SET TASK
Print out the material that follows word for word.

INFORMATION GIVEN
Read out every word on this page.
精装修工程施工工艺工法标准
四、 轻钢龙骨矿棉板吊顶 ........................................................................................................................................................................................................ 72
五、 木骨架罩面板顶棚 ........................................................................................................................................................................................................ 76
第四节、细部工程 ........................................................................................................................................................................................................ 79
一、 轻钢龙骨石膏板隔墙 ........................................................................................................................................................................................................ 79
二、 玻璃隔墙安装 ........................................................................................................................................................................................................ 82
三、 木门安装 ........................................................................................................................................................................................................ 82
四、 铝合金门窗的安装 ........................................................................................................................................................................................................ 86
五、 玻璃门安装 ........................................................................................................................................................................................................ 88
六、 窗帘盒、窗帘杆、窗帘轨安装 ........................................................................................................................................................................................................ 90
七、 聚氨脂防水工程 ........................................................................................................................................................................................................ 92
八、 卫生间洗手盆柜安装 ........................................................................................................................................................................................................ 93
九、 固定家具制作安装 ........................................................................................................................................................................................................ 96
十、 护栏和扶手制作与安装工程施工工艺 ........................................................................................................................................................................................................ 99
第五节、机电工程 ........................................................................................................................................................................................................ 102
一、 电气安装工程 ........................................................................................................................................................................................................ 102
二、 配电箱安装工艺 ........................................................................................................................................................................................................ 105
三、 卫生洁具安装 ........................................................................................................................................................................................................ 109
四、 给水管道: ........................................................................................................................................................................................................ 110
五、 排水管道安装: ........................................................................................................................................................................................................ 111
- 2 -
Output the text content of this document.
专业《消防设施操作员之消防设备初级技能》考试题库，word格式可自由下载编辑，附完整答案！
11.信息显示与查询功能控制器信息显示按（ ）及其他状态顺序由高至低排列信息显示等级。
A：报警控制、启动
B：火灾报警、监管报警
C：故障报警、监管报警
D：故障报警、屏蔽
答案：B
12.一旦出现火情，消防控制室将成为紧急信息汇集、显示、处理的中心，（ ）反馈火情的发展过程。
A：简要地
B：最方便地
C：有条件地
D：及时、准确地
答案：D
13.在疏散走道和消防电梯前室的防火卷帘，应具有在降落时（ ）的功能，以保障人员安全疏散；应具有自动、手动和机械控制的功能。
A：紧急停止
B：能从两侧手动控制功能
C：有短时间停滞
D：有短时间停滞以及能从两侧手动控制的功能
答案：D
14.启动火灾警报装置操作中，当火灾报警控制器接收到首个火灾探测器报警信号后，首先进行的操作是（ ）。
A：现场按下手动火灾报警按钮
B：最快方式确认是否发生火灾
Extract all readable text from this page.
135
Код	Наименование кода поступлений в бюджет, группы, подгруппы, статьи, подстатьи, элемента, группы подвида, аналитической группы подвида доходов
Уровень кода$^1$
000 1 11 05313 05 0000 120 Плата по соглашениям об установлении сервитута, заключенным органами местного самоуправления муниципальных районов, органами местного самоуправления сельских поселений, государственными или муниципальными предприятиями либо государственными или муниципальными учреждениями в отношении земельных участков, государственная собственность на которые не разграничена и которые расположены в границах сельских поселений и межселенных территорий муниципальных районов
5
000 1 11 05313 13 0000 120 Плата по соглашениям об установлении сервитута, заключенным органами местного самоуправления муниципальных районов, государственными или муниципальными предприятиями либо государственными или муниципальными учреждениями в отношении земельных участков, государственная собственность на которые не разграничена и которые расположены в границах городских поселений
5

OUTPUT FOR THIS TASK
Read out every word on this page.
精装修工程施工工艺工法标准
四、 轻钢龙骨矿棉板吊顶 ........................................................................................................................................................................................................ 72
五、 木骨架罩面板顶棚 ........................................................................................................................................................................................................ 76
第四节、细部工程 ........................................................................................................................................................................................................ 79
一、 轻钢龙骨石膏板隔墙 ........................................................................................................................................................................................................ 79
二、 玻璃隔墙安装 ........................................................................................................................................................................................................ 82
三、 木门安装 ........................................................................................................................................................................................................ 82
四、 铝合金门窗的安装 ........................................................................................................................................................................................................ 86
五、 玻璃门安装 ........................................................................................................................................................................................................ 88
六、 窗帘盒、窗帘杆、窗帘轨安装 ........................................................................................................................................................................................................ 90
七、 聚氨脂防水工程 ........................................................................................................................................................................................................ 92
八、 卫生间洗手盆柜安装 ........................................................................................................................................................................................................ 93
九、 固定家具制作安装 ........................................................................................................................................................................................................ 96
十、 护栏和扶手制作与安装工程施工工艺 ........................................................................................................................................................................................................ 99
第五节、机电工程 ........................................................................................................................................................................................................ 102
一、 电气安装工程 ........................................................................................................................................................................................................ 102
二、 配电箱安装工艺 ........................................................................................................................................................................................................ 105
三、 卫生洁具安装 ........................................................................................................................................................................................................ 109
四、 给水管道: ........................................................................................................................................................................................................ 110
五、 排水管道安装: ........................................................................................................................................................................................................ 111
- 2 -
Output the text content of this document.
专业《消防设施操作员之消防设备初级技能》考试题库，word格式可自由下载编辑，附完整答案！
11.信息显示与查询功能控制器信息显示按（ ）及其他状态顺序由高至低排列信息显示等级。
A：报警控制、启动
B：火灾报警、监管报警
C：故障报警、监管报警
D：故障报警、屏蔽
答案：B
12.一旦出现火情，消防控制室将成为紧急信息汇集、显示、处理的中心，（ ）反馈火情的发展过程。
A：简要地
B：最方便地
C：有条件地
D：及时、准确地
答案：D
13.在疏散走道和消防电梯前室的防火卷帘，应具有在降落时（ ）的功能，以保障人员安全疏散；应具有自动、手动和机械控制的功能。
A：紧急停止
B：能从两侧手动控制功能
C：有短时间停滞
D：有短时间停滞以及能从两侧手动控制的功能
答案：D
14.启动火灾警报装置操作中，当火灾报警控制器接收到首个火灾探测器报警信号后，首先进行的操作是（ ）。
A：现场按下手动火灾报警按钮
B：最快方式确认是否发生火灾
Extract all readable text from this page.
135
Код	Наименование кода поступлений в бюджет, группы, подгруппы, статьи, подстатьи, элемента, группы подвида, аналитической группы подвида доходов
Уровень кода$^1$
000 1 11 05313 05 0000 120 Плата по соглашениям об установлении сервитута, заключенным органами местного самоуправления муниципальных районов, органами местного самоуправления сельских поселений, государственными или муниципальными предприятиями либо государственными или муниципальными учреждениями в отношении земельных участков, государственная собственность на которые не разграничена и которые расположены в границах сельских поселений и межселенных территорий муниципальных районов
5
000 1 11 05313 13 0000 120 Плата по соглашениям об установлении сервитута, заключенным органами местного самоуправления муниципальных районов, государственными или муниципальными предприятиями либо государственными или муниципальными учреждениями в отношении земельных участков, государственная собственность на которые не разграничена и которые расположены в границах городских поселений
5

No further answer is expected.